(Stored items)
======

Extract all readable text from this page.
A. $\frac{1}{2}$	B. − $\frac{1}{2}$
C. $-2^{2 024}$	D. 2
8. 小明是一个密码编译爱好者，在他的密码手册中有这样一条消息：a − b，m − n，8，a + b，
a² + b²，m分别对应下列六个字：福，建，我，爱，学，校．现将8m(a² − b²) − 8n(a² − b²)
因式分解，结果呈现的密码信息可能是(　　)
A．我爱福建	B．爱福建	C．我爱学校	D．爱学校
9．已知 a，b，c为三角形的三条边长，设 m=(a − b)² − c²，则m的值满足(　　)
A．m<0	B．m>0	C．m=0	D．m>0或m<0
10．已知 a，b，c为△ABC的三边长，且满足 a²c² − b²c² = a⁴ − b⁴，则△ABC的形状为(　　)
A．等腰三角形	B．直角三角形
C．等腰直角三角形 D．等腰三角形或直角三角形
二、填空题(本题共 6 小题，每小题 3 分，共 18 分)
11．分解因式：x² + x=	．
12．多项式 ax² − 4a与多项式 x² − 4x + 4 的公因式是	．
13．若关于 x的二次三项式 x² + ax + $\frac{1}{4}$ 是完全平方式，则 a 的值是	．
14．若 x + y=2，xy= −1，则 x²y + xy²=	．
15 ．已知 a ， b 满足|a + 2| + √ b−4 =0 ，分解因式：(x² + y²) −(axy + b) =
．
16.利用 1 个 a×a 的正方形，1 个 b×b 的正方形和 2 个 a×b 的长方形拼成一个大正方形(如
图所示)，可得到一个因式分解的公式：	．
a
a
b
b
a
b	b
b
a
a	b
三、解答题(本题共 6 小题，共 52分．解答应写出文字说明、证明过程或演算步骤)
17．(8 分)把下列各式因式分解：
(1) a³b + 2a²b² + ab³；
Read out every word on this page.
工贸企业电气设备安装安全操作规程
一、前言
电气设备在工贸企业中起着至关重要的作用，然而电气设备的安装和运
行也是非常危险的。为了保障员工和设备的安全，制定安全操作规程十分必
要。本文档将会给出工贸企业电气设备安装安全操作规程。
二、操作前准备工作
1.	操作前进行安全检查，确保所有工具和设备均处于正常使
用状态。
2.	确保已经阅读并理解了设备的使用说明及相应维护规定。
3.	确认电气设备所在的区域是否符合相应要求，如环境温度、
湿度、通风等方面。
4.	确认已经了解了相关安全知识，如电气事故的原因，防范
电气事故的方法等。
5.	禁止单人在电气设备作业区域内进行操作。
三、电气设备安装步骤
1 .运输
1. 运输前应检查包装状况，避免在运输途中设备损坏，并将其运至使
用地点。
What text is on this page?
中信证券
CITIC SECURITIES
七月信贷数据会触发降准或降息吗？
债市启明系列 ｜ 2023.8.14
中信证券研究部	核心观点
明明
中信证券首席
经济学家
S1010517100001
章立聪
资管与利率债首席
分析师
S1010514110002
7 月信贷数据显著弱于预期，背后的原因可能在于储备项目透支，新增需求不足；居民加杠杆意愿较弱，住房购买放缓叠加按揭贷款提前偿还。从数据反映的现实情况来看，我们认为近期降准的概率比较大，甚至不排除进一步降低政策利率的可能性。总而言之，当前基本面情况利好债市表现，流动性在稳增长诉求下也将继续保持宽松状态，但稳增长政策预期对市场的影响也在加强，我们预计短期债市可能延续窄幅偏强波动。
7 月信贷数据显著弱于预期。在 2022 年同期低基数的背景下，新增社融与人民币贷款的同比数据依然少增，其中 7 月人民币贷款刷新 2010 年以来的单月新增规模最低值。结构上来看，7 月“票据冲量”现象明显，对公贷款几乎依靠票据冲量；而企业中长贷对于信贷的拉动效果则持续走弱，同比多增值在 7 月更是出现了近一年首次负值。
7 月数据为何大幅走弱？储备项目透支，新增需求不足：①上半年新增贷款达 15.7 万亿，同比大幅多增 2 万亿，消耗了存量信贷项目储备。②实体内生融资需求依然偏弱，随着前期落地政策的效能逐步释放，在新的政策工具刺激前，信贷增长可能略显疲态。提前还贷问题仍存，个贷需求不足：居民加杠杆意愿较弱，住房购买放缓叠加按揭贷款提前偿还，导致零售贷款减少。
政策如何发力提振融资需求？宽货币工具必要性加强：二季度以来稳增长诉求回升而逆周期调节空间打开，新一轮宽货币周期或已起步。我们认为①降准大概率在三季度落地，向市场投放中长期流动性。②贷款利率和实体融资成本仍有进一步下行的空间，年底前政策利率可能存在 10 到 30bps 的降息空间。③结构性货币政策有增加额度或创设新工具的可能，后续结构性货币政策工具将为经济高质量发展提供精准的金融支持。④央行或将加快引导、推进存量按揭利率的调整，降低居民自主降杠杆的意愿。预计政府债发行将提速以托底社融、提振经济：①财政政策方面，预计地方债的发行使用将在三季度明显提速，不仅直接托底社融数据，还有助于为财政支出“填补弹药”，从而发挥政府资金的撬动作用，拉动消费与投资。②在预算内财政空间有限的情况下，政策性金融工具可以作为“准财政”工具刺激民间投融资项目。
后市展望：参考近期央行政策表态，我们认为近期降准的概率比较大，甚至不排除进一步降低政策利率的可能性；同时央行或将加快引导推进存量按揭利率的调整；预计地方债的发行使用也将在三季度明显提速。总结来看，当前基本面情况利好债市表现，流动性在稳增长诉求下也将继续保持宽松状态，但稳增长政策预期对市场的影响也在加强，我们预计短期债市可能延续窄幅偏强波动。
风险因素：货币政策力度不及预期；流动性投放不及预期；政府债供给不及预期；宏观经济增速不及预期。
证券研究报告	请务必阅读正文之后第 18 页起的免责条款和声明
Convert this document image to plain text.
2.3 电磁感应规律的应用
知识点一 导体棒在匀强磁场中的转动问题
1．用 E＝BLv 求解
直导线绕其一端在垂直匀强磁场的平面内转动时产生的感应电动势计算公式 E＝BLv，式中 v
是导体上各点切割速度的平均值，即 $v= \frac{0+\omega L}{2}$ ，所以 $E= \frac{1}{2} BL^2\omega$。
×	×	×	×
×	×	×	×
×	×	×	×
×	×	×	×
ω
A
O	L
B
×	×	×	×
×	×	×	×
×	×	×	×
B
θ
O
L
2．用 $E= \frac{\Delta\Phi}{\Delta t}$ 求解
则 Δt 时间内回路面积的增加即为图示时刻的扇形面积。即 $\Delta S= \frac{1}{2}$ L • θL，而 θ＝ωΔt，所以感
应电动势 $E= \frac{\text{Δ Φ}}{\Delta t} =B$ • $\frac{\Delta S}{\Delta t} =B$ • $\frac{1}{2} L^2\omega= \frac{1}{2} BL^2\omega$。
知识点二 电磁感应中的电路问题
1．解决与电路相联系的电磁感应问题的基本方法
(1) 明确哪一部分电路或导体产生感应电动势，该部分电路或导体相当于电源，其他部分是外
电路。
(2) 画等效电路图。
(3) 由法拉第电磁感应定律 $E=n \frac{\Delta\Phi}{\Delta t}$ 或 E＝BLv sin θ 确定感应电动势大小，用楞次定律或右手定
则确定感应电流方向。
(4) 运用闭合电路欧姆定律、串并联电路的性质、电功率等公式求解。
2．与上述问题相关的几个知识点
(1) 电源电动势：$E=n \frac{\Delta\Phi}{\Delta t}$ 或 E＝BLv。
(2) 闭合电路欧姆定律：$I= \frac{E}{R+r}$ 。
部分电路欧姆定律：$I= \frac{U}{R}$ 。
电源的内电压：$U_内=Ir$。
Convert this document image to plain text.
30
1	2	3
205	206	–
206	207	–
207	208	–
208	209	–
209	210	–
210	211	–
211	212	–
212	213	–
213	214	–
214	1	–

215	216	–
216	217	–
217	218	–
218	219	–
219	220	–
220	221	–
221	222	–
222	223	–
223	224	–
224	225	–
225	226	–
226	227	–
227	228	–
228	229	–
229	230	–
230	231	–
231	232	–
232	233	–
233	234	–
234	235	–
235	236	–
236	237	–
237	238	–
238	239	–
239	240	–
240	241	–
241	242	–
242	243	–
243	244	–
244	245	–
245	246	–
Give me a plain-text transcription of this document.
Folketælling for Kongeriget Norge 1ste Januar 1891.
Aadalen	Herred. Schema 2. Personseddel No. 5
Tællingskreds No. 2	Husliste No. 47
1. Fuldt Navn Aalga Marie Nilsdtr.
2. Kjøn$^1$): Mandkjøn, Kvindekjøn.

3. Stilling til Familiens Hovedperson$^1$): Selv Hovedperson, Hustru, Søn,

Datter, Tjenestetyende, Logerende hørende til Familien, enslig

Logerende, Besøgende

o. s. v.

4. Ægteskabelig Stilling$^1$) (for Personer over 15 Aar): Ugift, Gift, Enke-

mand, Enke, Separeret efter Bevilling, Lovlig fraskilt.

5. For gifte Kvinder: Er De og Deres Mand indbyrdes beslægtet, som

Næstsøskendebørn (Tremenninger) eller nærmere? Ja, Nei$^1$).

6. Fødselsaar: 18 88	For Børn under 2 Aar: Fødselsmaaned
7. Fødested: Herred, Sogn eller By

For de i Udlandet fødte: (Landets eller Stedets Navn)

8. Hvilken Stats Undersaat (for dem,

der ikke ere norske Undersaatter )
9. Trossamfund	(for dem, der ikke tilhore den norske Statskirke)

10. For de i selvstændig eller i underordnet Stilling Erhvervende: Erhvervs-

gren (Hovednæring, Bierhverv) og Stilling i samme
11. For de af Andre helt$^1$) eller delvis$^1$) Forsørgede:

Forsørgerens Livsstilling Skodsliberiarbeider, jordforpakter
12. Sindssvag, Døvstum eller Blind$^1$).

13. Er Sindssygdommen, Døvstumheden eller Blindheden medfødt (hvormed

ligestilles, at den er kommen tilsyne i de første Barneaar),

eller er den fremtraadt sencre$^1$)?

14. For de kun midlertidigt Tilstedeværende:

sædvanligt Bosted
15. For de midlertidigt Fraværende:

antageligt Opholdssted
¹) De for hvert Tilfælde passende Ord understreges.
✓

======

The exercise:
Filter the records, keeping only lines that contain "我们预计短期债市可能延续窄幅偏强波动", and show those lines.

Response to this exercise:
7 月信贷数据显著弱于预期，背后的原因可能在于储备项目透支，新增需求不足；居民加杠杆意愿较弱，住房购买放缓叠加按揭贷款提前偿还。从数据反映的现实情况来看，我们认为近期降准的概率比较大，甚至不排除进一步降低政策利率的可能性。总而言之，当前基本面情况利好债市表现，流动性在稳增长诉求下也将继续保持宽松状态，但稳增长政策预期对市场的影响也在加强，我们预计短期债市可能延续窄幅偏强波动。
后市展望：参考近期央行政策表态，我们认为近期降准的概率比较大，甚至不排除进一步降低政策利率的可能性；同时央行或将加快引导推进存量按揭利率的调整；预计地方债的发行使用也将在三季度明显提速。总结来看，当前基本面情况利好债市表现，流动性在稳增长诉求下也将继续保持宽松状态，但稳增长政策预期对市场的影响也在加强，我们预计短期债市可能延续窄幅偏强波动。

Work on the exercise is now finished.